(Data entries for graphics)

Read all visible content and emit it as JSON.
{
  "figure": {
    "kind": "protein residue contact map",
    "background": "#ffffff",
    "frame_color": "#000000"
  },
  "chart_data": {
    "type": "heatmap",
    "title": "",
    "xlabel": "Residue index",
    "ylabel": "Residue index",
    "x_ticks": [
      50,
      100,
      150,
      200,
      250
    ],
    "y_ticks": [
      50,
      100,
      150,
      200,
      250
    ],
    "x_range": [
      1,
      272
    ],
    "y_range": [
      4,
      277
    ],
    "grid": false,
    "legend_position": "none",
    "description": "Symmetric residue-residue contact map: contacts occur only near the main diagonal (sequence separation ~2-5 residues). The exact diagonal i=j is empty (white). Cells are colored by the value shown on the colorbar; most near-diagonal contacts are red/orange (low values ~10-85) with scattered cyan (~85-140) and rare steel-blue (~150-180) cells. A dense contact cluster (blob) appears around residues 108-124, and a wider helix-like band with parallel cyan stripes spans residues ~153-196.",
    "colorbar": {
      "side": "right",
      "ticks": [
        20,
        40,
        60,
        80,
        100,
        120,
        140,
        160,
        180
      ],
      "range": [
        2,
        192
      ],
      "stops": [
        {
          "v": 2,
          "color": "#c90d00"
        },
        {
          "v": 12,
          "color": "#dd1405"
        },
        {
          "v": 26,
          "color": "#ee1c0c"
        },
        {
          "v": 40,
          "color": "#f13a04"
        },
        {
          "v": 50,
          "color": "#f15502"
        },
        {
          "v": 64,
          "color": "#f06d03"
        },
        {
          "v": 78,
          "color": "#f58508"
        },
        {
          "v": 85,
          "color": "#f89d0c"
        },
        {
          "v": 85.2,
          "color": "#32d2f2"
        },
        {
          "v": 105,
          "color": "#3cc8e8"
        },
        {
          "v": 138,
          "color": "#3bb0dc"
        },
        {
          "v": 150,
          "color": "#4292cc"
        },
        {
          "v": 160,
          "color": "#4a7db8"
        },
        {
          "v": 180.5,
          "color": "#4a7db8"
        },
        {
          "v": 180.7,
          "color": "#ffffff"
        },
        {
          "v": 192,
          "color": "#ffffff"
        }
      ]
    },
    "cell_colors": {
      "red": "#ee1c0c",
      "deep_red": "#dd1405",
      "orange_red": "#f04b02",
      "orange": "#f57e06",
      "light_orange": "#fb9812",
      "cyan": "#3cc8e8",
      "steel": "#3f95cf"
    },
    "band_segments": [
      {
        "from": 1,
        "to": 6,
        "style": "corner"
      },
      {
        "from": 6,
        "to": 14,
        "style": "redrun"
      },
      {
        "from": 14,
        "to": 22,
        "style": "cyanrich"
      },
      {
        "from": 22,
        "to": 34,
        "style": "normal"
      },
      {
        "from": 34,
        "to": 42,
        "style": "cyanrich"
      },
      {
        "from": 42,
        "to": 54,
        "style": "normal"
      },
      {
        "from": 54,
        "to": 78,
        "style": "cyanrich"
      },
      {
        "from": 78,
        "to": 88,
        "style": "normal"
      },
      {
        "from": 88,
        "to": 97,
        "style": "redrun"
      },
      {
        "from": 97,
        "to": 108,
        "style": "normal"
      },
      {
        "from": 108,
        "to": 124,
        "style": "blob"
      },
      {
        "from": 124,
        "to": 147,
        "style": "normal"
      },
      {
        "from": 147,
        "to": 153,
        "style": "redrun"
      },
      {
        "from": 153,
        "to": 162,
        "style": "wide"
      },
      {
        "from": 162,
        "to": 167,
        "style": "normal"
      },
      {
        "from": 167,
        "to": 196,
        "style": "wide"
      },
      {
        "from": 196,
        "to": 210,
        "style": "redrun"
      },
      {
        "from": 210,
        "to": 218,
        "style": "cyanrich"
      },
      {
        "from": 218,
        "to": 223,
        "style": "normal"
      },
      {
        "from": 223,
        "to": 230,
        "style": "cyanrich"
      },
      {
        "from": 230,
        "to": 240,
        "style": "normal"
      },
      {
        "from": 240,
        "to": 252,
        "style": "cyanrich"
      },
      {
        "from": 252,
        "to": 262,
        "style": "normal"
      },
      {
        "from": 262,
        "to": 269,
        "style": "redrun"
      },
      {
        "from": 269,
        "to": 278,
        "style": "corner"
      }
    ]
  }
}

==

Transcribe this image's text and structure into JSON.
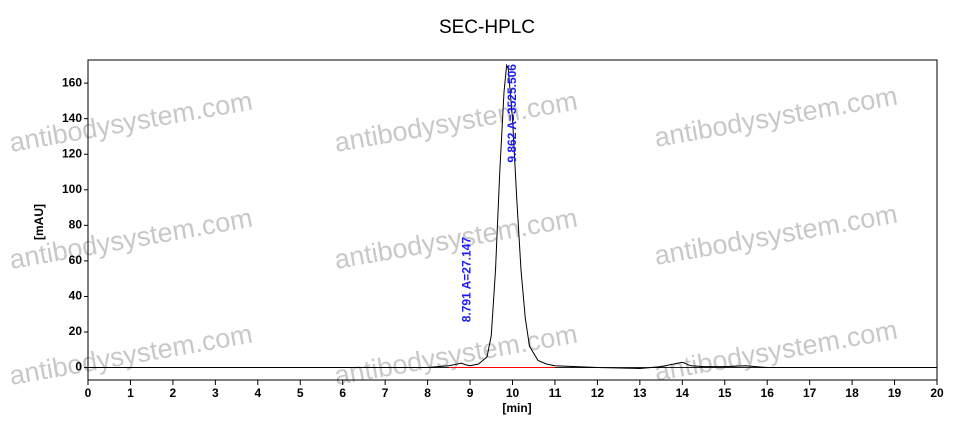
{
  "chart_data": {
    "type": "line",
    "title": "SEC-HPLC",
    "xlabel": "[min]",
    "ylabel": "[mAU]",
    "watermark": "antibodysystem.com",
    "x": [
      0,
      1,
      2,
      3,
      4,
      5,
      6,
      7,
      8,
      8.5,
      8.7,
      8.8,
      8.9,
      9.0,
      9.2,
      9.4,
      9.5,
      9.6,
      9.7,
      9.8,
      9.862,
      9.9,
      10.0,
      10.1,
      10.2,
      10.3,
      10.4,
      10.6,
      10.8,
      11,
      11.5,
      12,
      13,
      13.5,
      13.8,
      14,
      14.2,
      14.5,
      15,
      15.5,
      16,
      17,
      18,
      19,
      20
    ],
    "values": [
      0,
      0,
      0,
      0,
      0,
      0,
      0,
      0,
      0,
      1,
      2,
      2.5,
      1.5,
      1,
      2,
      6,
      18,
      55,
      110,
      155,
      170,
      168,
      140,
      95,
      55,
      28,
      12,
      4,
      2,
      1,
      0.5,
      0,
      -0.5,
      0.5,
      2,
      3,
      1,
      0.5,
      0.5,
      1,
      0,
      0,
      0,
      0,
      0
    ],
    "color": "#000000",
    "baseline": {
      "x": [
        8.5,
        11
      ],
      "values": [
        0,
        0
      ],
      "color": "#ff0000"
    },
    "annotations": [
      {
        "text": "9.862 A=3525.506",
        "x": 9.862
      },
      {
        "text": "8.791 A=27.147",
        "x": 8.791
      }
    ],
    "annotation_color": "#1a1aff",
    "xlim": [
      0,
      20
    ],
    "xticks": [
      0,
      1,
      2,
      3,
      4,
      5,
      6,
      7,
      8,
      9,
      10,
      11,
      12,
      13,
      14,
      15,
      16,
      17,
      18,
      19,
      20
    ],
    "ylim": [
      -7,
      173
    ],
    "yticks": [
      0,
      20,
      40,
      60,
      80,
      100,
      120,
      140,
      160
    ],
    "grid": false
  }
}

§ Required work
Pull out all lines containing the word "index" from the entries above.

§ Exercise output
    "xlabel": "Residue index",
    "ylabel": "Residue index",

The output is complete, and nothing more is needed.